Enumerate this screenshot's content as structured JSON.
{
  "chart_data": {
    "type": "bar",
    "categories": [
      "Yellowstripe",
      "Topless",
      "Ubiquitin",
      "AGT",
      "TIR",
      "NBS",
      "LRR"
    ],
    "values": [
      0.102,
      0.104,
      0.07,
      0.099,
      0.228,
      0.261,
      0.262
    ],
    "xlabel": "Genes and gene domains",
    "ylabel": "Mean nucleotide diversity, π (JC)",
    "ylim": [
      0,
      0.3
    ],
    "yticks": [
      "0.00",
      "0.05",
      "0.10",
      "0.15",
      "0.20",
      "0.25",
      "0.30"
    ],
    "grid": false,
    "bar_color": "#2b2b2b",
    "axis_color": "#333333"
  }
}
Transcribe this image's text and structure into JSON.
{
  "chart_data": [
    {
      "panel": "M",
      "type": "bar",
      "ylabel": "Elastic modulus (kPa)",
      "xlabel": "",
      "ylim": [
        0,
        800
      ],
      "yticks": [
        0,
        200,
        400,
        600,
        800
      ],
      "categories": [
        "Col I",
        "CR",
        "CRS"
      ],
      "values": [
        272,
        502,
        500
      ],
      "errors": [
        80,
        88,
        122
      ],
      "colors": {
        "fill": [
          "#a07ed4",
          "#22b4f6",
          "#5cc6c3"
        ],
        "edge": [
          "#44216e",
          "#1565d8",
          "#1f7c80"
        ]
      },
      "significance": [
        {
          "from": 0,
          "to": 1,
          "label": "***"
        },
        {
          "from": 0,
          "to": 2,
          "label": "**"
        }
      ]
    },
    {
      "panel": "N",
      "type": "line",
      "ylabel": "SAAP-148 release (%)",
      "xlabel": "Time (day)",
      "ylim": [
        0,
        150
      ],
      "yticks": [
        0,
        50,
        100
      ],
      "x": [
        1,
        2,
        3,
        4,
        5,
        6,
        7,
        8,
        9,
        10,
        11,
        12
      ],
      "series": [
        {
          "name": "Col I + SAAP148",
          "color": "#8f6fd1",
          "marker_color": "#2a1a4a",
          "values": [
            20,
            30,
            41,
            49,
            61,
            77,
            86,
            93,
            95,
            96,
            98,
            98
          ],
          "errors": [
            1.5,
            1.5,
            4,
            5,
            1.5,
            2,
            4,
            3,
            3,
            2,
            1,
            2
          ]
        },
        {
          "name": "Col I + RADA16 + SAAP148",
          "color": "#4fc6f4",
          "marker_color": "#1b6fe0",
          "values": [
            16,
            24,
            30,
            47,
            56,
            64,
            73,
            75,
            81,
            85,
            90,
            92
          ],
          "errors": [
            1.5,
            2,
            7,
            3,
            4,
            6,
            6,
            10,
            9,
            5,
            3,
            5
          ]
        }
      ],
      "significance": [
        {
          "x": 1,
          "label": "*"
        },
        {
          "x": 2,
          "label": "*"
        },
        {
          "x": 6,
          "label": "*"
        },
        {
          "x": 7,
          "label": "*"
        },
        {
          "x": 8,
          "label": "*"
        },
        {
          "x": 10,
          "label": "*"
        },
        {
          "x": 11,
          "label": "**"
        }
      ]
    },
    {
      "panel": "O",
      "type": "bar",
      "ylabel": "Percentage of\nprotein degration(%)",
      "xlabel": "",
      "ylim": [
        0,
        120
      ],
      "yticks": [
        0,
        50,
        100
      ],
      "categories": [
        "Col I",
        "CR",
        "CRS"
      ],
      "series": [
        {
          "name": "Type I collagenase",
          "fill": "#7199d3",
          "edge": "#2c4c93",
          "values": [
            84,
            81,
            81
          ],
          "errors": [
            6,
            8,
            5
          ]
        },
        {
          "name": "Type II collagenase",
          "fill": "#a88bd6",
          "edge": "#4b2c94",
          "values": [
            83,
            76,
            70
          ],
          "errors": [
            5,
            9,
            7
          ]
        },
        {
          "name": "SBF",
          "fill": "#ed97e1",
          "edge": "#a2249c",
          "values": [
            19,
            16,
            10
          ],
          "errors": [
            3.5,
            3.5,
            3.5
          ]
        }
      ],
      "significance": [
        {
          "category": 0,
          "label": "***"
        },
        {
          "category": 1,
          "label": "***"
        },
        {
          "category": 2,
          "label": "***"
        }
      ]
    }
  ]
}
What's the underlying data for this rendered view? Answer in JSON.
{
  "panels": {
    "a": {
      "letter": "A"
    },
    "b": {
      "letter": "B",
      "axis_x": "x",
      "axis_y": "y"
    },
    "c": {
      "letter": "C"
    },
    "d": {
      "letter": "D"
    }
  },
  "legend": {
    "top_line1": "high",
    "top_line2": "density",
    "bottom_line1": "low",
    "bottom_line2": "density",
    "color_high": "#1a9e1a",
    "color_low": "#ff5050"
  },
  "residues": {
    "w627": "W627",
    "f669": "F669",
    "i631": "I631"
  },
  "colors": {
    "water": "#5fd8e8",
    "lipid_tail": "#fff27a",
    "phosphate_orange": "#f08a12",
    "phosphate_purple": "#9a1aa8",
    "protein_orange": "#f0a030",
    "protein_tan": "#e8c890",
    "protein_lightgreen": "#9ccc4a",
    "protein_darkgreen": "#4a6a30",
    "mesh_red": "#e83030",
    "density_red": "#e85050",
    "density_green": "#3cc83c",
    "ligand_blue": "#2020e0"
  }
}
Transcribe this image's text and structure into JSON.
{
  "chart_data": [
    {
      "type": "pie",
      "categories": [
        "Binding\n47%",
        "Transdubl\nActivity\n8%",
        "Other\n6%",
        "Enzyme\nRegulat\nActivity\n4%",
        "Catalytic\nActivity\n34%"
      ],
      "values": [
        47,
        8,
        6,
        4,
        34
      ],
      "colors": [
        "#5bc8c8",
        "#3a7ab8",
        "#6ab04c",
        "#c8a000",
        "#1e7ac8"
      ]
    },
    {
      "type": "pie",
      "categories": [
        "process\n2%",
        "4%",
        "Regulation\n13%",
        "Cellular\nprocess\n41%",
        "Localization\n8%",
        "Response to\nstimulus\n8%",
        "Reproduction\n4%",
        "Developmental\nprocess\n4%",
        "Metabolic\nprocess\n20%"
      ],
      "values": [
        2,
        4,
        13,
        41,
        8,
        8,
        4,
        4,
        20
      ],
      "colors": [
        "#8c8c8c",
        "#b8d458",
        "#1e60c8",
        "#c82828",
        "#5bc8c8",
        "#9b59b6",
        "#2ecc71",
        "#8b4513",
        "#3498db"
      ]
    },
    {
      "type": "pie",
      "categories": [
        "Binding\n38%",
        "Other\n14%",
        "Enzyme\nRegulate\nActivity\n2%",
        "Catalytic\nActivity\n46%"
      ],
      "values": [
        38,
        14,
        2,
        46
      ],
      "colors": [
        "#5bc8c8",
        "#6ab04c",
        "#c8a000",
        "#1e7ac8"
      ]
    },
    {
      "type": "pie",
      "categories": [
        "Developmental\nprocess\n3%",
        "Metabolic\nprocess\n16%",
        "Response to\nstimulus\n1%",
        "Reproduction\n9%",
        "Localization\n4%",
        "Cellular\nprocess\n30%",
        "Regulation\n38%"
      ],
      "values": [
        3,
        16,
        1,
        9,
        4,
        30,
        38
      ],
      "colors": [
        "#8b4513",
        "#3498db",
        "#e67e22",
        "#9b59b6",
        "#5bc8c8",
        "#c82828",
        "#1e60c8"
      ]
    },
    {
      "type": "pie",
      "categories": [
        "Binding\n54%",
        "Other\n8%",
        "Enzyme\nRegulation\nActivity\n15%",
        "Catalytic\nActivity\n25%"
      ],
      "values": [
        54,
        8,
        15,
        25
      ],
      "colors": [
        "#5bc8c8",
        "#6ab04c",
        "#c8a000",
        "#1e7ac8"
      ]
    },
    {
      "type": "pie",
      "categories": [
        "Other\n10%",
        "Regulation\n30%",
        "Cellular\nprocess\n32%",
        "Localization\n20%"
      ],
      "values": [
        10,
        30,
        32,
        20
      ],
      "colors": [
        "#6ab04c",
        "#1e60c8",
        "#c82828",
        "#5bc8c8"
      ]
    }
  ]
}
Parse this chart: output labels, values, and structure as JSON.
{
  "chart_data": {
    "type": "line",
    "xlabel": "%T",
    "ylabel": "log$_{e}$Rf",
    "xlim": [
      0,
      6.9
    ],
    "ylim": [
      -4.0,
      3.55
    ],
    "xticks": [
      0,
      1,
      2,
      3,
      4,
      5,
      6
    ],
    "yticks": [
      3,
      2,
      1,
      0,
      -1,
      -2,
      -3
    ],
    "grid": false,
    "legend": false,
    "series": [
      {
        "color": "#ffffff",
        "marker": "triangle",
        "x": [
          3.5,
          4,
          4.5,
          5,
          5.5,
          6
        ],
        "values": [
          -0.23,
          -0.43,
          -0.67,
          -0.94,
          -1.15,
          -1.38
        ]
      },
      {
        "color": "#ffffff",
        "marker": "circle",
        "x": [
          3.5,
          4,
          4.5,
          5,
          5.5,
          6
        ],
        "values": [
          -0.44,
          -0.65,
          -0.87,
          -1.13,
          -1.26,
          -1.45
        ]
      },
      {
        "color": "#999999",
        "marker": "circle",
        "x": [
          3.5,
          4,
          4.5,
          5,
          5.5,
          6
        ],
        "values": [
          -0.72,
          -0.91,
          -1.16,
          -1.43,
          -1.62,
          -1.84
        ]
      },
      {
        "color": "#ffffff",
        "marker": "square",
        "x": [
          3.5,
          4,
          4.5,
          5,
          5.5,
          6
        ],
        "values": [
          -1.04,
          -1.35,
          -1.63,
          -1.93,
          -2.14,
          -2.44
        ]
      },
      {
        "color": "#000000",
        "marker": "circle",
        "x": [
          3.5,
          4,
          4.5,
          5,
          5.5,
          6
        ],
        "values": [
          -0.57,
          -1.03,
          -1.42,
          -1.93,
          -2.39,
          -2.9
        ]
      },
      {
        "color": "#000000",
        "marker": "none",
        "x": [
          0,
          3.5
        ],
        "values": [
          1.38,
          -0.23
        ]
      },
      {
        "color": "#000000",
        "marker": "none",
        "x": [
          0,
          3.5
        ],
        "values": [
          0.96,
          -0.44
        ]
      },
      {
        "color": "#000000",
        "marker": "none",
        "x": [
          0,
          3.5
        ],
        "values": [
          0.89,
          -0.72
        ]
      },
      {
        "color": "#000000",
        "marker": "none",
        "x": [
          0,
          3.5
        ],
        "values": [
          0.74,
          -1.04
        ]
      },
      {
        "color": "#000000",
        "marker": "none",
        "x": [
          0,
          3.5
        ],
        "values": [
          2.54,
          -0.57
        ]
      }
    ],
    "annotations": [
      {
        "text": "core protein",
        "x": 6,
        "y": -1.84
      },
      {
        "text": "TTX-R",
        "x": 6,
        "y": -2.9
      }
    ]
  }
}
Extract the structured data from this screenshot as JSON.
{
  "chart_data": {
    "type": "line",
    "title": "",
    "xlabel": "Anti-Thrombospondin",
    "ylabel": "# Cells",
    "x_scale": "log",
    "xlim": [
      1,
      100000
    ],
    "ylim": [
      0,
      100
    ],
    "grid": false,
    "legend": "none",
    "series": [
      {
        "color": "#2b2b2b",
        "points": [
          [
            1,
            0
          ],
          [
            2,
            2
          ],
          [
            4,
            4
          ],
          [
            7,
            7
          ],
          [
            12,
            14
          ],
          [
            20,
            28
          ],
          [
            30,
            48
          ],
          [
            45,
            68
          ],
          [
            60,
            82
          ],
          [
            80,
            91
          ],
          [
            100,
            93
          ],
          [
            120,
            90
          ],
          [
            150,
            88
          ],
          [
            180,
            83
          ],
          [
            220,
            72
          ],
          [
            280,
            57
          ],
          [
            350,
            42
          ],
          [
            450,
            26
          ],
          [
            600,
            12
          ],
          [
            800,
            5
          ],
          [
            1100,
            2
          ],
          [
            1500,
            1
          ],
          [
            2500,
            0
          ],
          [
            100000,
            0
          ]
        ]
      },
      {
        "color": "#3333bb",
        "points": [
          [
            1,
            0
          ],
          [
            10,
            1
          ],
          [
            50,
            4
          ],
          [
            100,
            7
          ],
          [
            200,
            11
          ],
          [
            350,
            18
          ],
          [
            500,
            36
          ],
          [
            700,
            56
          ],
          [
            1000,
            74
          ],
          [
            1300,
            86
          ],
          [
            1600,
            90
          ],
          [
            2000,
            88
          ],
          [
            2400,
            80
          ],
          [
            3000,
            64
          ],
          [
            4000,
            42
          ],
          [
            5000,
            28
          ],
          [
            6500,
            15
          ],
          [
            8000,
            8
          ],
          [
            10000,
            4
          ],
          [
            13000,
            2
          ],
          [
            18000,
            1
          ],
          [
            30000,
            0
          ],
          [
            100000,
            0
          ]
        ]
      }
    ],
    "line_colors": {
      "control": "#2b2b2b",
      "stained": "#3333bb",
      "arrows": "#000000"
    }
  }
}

Instructions for the task
Which lines of the data contain "nstimulus"? Copy them all.

Output below
        "Response to\nstimulus\n8%",
        "Response to\nstimulus\n1%",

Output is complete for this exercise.